**Directions for this task:** Output the records. Match them exactly.

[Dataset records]
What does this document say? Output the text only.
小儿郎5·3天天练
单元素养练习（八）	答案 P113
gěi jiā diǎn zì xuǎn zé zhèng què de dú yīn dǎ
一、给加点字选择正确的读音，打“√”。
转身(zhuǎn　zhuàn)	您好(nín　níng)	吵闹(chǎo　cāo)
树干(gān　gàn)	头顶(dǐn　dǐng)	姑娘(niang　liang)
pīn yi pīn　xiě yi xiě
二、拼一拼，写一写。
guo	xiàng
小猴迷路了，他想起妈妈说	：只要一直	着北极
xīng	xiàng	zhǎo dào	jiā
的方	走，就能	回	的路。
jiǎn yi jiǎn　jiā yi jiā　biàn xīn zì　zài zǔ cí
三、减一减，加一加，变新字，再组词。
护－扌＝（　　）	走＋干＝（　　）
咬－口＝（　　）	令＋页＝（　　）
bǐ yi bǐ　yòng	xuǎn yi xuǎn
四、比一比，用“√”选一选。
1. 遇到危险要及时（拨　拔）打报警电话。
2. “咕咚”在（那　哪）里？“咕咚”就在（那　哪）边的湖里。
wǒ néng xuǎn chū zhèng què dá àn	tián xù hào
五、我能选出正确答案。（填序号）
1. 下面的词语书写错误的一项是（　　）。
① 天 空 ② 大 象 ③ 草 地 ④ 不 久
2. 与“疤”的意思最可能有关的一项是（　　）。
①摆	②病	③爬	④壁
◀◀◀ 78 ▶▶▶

**Response to this task:**
What does this document say? Output the text only.
小儿郎5·3天天练
单元素养练习（八）	答案 P113
gěi jiā diǎn zì xuǎn zé zhèng què de dú yīn dǎ
一、给加点字选择正确的读音，打“√”。
转身(zhuǎn　zhuàn)	您好(nín　níng)	吵闹(chǎo　cāo)
树干(gān　gàn)	头顶(dǐn　dǐng)	姑娘(niang　liang)
pīn yi pīn　xiě yi xiě
二、拼一拼，写一写。
guo	xiàng
小猴迷路了，他想起妈妈说	：只要一直	着北极
xīng	xiàng	zhǎo dào	jiā
的方	走，就能	回	的路。
jiǎn yi jiǎn　jiā yi jiā　biàn xīn zì　zài zǔ cí
三、减一减，加一加，变新字，再组词。
护－扌＝（　　）	走＋干＝（　　）
咬－口＝（　　）	令＋页＝（　　）
bǐ yi bǐ　yòng	xuǎn yi xuǎn
四、比一比，用“√”选一选。
1. 遇到危险要及时（拨　拔）打报警电话。
2. “咕咚”在（那　哪）里？“咕咚”就在（那　哪）边的湖里。
wǒ néng xuǎn chū zhèng què dá àn	tián xù hào
五、我能选出正确答案。（填序号）
1. 下面的词语书写错误的一项是（　　）。
① 天 空 ② 大 象 ③ 草 地 ④ 不 久
2. 与“疤”的意思最可能有关的一项是（　　）。
①摆	②病	③爬	④壁
◀◀◀ 78 ▶▶▶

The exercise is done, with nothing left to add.